(Problem requirements) Counting only lines that hold "MySQL", give the total and nothing more.
◆ ◆ ◆
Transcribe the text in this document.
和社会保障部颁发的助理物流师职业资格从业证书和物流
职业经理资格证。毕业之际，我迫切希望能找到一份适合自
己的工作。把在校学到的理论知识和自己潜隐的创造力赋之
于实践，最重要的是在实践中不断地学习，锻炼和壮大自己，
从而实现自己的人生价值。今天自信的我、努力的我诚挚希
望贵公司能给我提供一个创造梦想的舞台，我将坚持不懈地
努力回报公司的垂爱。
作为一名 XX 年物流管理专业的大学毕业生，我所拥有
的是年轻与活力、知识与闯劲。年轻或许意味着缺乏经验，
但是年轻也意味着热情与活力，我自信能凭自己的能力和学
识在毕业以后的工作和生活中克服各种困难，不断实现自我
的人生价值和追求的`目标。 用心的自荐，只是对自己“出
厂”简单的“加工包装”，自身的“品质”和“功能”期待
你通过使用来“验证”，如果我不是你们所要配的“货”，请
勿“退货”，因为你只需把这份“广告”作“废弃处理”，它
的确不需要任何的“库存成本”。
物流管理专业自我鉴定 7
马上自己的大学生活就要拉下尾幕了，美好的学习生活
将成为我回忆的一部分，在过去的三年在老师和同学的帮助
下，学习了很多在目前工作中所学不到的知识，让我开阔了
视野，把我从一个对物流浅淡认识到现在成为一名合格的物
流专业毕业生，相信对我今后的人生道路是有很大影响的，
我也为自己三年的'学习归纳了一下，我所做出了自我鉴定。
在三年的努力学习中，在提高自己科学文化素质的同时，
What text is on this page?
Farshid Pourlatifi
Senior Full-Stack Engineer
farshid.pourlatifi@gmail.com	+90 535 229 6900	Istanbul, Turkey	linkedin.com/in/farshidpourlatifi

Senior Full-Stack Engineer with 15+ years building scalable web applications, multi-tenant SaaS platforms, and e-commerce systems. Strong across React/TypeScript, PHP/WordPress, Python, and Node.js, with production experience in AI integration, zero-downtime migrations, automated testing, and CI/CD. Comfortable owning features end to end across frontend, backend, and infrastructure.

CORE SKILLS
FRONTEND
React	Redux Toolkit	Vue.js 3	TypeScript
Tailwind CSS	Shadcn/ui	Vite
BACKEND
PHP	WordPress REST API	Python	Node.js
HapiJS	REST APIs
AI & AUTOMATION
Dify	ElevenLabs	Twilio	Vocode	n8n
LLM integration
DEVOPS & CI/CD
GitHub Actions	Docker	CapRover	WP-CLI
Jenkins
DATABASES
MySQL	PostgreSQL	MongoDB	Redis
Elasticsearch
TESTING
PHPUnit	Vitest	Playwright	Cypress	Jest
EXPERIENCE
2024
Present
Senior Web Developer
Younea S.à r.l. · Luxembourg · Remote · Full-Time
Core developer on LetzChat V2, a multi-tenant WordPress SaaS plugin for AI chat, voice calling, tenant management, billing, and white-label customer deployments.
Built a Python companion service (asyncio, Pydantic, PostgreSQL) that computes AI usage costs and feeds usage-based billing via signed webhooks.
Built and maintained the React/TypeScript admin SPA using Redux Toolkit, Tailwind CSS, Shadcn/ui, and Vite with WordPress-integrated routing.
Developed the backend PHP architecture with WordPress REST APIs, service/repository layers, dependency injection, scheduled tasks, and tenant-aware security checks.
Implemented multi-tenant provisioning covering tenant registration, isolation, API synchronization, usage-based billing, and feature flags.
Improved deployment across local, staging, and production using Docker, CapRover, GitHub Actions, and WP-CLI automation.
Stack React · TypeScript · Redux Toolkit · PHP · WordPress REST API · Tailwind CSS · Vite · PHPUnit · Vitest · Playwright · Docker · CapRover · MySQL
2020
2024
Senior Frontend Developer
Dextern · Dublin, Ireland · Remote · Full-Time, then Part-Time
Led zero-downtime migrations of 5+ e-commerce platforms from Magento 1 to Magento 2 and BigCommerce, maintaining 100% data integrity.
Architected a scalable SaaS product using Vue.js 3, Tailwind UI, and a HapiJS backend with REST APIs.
◆ ◆ ◆
(Answer in full) 2